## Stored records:
* START *
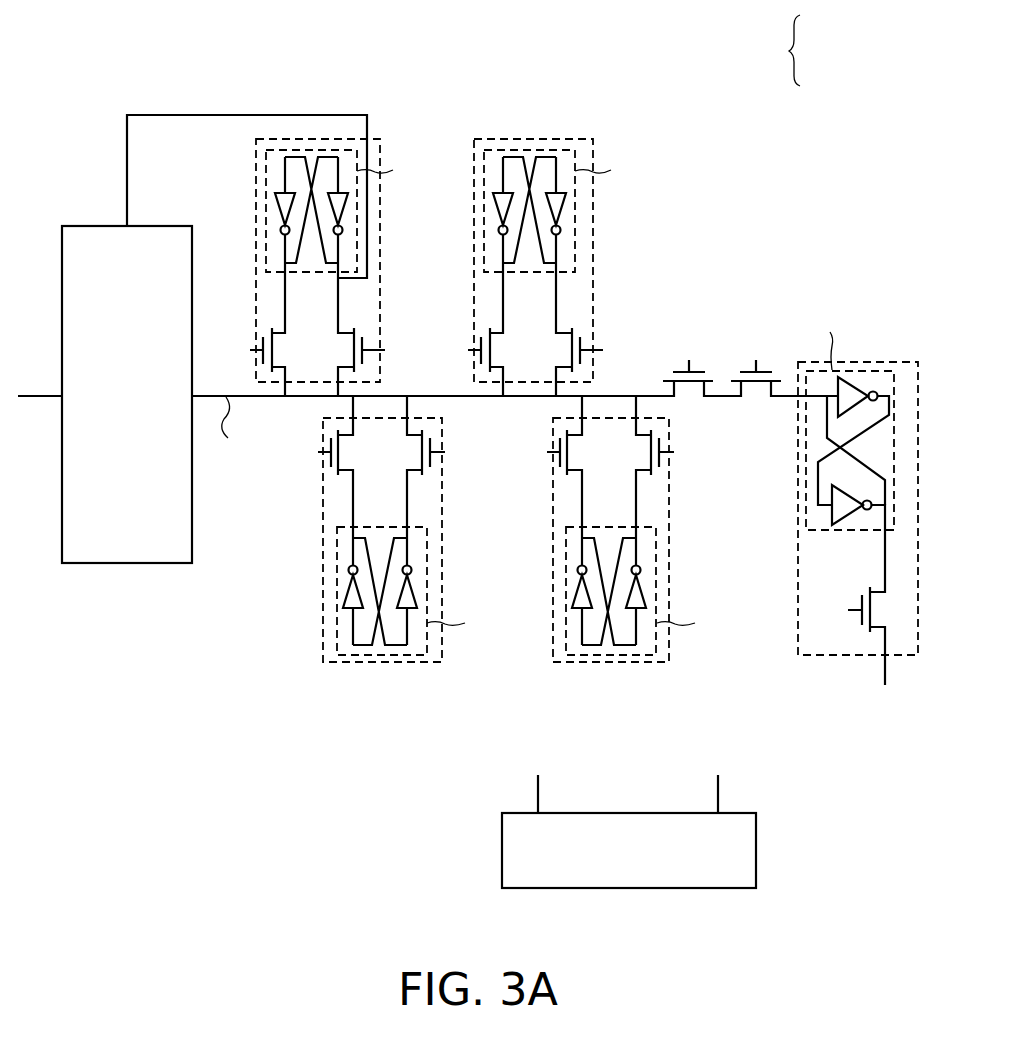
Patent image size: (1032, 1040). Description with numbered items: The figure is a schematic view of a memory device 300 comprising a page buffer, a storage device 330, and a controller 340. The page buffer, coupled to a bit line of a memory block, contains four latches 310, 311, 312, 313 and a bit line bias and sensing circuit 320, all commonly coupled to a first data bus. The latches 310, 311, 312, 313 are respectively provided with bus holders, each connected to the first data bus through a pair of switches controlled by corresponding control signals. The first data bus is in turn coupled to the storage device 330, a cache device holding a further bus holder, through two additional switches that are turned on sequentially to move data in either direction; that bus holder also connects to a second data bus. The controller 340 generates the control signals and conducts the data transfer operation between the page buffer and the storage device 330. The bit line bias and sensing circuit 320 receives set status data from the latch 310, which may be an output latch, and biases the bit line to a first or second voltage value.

The memory device 300 is at (477, 469).
The latch 310 is at (370, 136).
The latch 311 is at (416, 663).
The latch 312 is at (588, 137).
The latch 313 is at (645, 663).
The bit line bias and sensing circuit 320 is at (133, 563).
The storage device 330 is at (880, 362).
The controller 340 is at (756, 853).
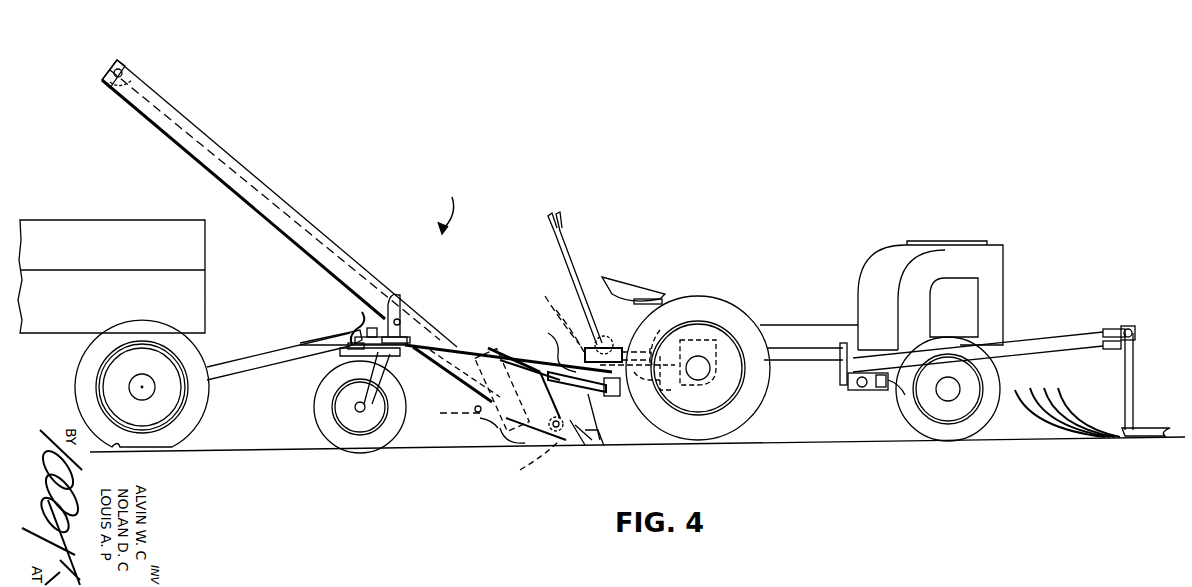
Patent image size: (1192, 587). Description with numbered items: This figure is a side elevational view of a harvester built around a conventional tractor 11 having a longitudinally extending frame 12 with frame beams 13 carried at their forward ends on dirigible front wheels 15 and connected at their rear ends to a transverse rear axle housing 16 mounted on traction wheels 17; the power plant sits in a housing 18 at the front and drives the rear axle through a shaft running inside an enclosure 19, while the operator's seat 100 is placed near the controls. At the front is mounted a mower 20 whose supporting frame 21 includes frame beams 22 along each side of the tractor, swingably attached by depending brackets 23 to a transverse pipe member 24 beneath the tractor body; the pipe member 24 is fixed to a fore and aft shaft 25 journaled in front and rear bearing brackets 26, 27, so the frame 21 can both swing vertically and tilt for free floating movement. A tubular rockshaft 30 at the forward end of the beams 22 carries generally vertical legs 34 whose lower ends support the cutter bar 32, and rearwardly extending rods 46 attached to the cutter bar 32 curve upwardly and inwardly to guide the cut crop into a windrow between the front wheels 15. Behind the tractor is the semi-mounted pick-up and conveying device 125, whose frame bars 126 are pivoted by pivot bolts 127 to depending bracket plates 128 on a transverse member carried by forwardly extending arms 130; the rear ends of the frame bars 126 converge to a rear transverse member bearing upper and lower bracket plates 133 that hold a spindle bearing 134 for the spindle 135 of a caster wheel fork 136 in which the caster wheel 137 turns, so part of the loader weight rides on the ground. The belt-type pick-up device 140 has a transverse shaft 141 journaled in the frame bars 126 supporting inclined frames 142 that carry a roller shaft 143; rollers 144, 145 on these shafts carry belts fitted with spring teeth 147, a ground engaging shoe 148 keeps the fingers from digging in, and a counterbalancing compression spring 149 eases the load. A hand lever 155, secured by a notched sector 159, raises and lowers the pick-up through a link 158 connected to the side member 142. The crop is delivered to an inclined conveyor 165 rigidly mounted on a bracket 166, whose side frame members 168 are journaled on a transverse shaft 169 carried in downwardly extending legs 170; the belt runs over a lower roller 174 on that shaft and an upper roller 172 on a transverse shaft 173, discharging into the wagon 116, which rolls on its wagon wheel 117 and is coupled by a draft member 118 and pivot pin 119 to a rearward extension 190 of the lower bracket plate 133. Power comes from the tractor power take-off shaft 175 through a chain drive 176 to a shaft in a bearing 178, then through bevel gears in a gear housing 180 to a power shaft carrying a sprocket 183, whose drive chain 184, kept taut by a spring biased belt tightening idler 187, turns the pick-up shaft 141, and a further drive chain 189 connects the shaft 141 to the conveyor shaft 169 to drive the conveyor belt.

The tractor 11 is at (904, 240).
The frame 12 is at (806, 347).
The frame beams 13 is at (788, 361).
The front wheels 15 is at (922, 432).
The rear axle housing 16 is at (713, 326).
The traction wheels 17 is at (697, 440).
The housing 18 is at (960, 273).
The enclosure 19 is at (782, 324).
The mower 20 is at (1138, 320).
The supporting frame 21 is at (1084, 326).
The frame beams 22 is at (1041, 340).
The depending brackets 23 is at (852, 390).
The pipe member 24 is at (864, 390).
The shaft 25 is at (879, 388).
The front bearing bracket 26 is at (900, 395).
The rear bearing bracket 27 is at (838, 385).
The rockshaft 30 is at (1135, 334).
The cutter bar 32 is at (1142, 438).
The legs 34 is at (1134, 378).
The rods 46 is at (1062, 416).
The operator's seat 100 is at (622, 290).
The wagon 116 is at (92, 228).
The wagon wheel 117 is at (197, 408).
The draft member 118 is at (258, 362).
The pivot pin 119 is at (353, 336).
The pick-up and conveying device 125 is at (456, 206).
The frame bars 126 is at (460, 350).
The pivot bolts 127 is at (612, 396).
The bracket plates 128 is at (655, 382).
The arms 130 is at (640, 366).
The bracket plates 133 is at (400, 344).
The spindle bearing 134 is at (357, 328).
The spindle 135 is at (392, 300).
The caster wheel fork 136 is at (368, 378).
The caster wheel 137 is at (330, 424).
The pick-up device 140 is at (592, 448).
The transverse shaft 141 is at (520, 360).
The frames 142 is at (570, 392).
The roller shaft 143 is at (592, 428).
The roller 144 is at (508, 345).
The roller 145 is at (540, 466).
The spring teeth 147 is at (574, 447).
The ground engaging shoe 148 is at (525, 440).
The counterbalancing compression spring 149 is at (500, 430).
The hand lever 155 is at (564, 256).
The link 158 is at (559, 407).
The notched sector 159 is at (604, 336).
The conveyor 165 is at (252, 153).
The bracket 166 is at (402, 318).
The side frame members 168 is at (278, 196).
The transverse shaft 169 is at (474, 408).
The legs 170 is at (480, 420).
The roller 172 is at (131, 80).
The transverse shaft 173 is at (121, 62).
The roller 174 is at (445, 410).
The power take-off shaft 175 is at (700, 385).
The chain drive 176 is at (680, 398).
The bearing 178 is at (665, 332).
The gear housing 180 is at (562, 309).
The sprocket 183 is at (566, 322).
The drive chain 184 is at (534, 360).
The belt tightening idler 187 is at (548, 334).
The drive chain 189 is at (462, 388).
The rearward extension 190 is at (345, 356).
* END *
## DIRECTION:
Arrange every line of the records above as a JSON list of strings, one string per line, with blank lines left out. Leave the pictures out of your answer.

## WRITTEN ANSWER:
[
  "Patent image size: (1032, 1040). Description with numbered items: The figure is a schematic view of a memory device 300 comprising a page buffer, a storage device 330, and a controller 340. The page buffer, coupled to a bit line of a memory block, contains four latches 310, 311, 312, 313 and a bit line bias and sensing circuit 320, all commonly coupled to a first data bus. The latches 310, 311, 312, 313 are respectively provided with bus holders, each connected to the first data bus through a pair of switches controlled by corresponding control signals. The first data bus is in turn coupled to the storage device 330, a cache device holding a further bus holder, through two additional switches that are turned on sequentially to move data in either direction; that bus holder also connects to a second data bus. The controller 340 generates the control signals and conducts the data transfer operation between the page buffer and the storage device 330. The bit line bias and sensing circuit 320 receives set status data from the latch 310, which may be an output latch, and biases the bit line to a first or second voltage value.",
  "The memory device 300 is at (477, 469).",
  "The latch 310 is at (370, 136).",
  "The latch 311 is at (416, 663).",
  "The latch 312 is at (588, 137).",
  "The latch 313 is at (645, 663).",
  "The bit line bias and sensing circuit 320 is at (133, 563).",
  "The storage device 330 is at (880, 362).",
  "The controller 340 is at (756, 853).",
  "Patent image size: (1192, 587). Description with numbered items: This figure is a side elevational view of a harvester built around a conventional tractor 11 having a longitudinally extending frame 12 with frame beams 13 carried at their forward ends on dirigible front wheels 15 and connected at their rear ends to a transverse rear axle housing 16 mounted on traction wheels 17; the power plant sits in a housing 18 at the front and drives the rear axle through a shaft running inside an enclosure 19, while the operator's seat 100 is placed near the controls. At the front is mounted a mower 20 whose supporting frame 21 includes frame beams 22 along each side of the tractor, swingably attached by depending brackets 23 to a transverse pipe member 24 beneath the tractor body; the pipe member 24 is fixed to a fore and aft shaft 25 journaled in front and rear bearing brackets 26, 27, so the frame 21 can both swing vertically and tilt for free floating movement. A tubular rockshaft 30 at the forward end of the beams 22 carries generally vertical legs 34 whose lower ends support the cutter bar 32, and rearwardly extending rods 46 attached to the cutter bar 32 curve upwardly and inwardly to guide the cut crop into a windrow between the front wheels 15. Behind the tractor is the semi-mounted pick-up and conveying device 125, whose frame bars 126 are pivoted by pivot bolts 127 to depending bracket plates 128 on a transverse member carried by forwardly extending arms 130; the rear ends of the frame bars 126 converge to a rear transverse member bearing upper and lower bracket plates 133 that hold a spindle bearing 134 for the spindle 135 of a caster wheel fork 136 in which the caster wheel 137 turns, so part of the loader weight rides on the ground. The belt-type pick-up device 140 has a transverse shaft 141 journaled in the frame bars 126 supporting inclined frames 142 that carry a roller shaft 143; rollers 144, 145 on these shafts carry belts fitted with spring teeth 147, a ground engaging shoe 148 keeps the fingers from digging in, and a counterbalancing compression spring 149 eases the load. A hand lever 155, secured by a notched sector 159, raises and lowers the pick-up through a link 158 connected to the side member 142. The crop is delivered to an inclined conveyor 165 rigidly mounted on a bracket 166, whose side frame members 168 are journaled on a transverse shaft 169 carried in downwardly extending legs 170; the belt runs over a lower roller 174 on that shaft and an upper roller 172 on a transverse shaft 173, discharging into the wagon 116, which rolls on its wagon wheel 117 and is coupled by a draft member 118 and pivot pin 119 to a rearward extension 190 of the lower bracket plate 133. Power comes from the tractor power take-off shaft 175 through a chain drive 176 to a shaft in a bearing 178, then through bevel gears in a gear housing 180 to a power shaft carrying a sprocket 183, whose drive chain 184, kept taut by a spring biased belt tightening idler 187, turns the pick-up shaft 141, and a further drive chain 189 connects the shaft 141 to the conveyor shaft 169 to drive the conveyor belt.",
  "The tractor 11 is at (904, 240).",
  "The frame 12 is at (806, 347).",
  "The frame beams 13 is at (788, 361).",
  "The front wheels 15 is at (922, 432).",
  "The rear axle housing 16 is at (713, 326).",
  "The traction wheels 17 is at (697, 440).",
  "The housing 18 is at (960, 273).",
  "The enclosure 19 is at (782, 324).",
  "The mower 20 is at (1138, 320).",
  "The supporting frame 21 is at (1084, 326).",
  "The frame beams 22 is at (1041, 340).",
  "The depending brackets 23 is at (852, 390).",
  "The pipe member 24 is at (864, 390).",
  "The shaft 25 is at (879, 388).",
  "The front bearing bracket 26 is at (900, 395).",
  "The rear bearing bracket 27 is at (838, 385).",
  "The rockshaft 30 is at (1135, 334).",
  "The cutter bar 32 is at (1142, 438).",
  "The legs 34 is at (1134, 378).",
  "The rods 46 is at (1062, 416).",
  "The operator's seat 100 is at (622, 290).",
  "The wagon 116 is at (92, 228).",
  "The wagon wheel 117 is at (197, 408).",
  "The draft member 118 is at (258, 362).",
  "The pivot pin 119 is at (353, 336).",
  "The pick-up and conveying device 125 is at (456, 206).",
  "The frame bars 126 is at (460, 350).",
  "The pivot bolts 127 is at (612, 396).",
  "The bracket plates 128 is at (655, 382).",
  "The arms 130 is at (640, 366).",
  "The bracket plates 133 is at (400, 344).",
  "The spindle bearing 134 is at (357, 328).",
  "The spindle 135 is at (392, 300).",
  "The caster wheel fork 136 is at (368, 378).",
  "The caster wheel 137 is at (330, 424).",
  "The pick-up device 140 is at (592, 448).",
  "The transverse shaft 141 is at (520, 360).",
  "The frames 142 is at (570, 392).",
  "The roller shaft 143 is at (592, 428).",
  "The roller 144 is at (508, 345).",
  "The roller 145 is at (540, 466).",
  "The spring teeth 147 is at (574, 447).",
  "The ground engaging shoe 148 is at (525, 440).",
  "The counterbalancing compression spring 149 is at (500, 430).",
  "The hand lever 155 is at (564, 256).",
  "The link 158 is at (559, 407).",
  "The notched sector 159 is at (604, 336).",
  "The conveyor 165 is at (252, 153).",
  "The bracket 166 is at (402, 318).",
  "The side frame members 168 is at (278, 196).",
  "The transverse shaft 169 is at (474, 408).",
  "The legs 170 is at (480, 420).",
  "The roller 172 is at (131, 80).",
  "The transverse shaft 173 is at (121, 62).",
  "The roller 174 is at (445, 410).",
  "The power take-off shaft 175 is at (700, 385).",
  "The chain drive 176 is at (680, 398).",
  "The bearing 178 is at (665, 332).",
  "The gear housing 180 is at (562, 309).",
  "The sprocket 183 is at (566, 322).",
  "The drive chain 184 is at (534, 360).",
  "The belt tightening idler 187 is at (548, 334).",
  "The drive chain 189 is at (462, 388).",
  "The rearward extension 190 is at (345, 356)."
]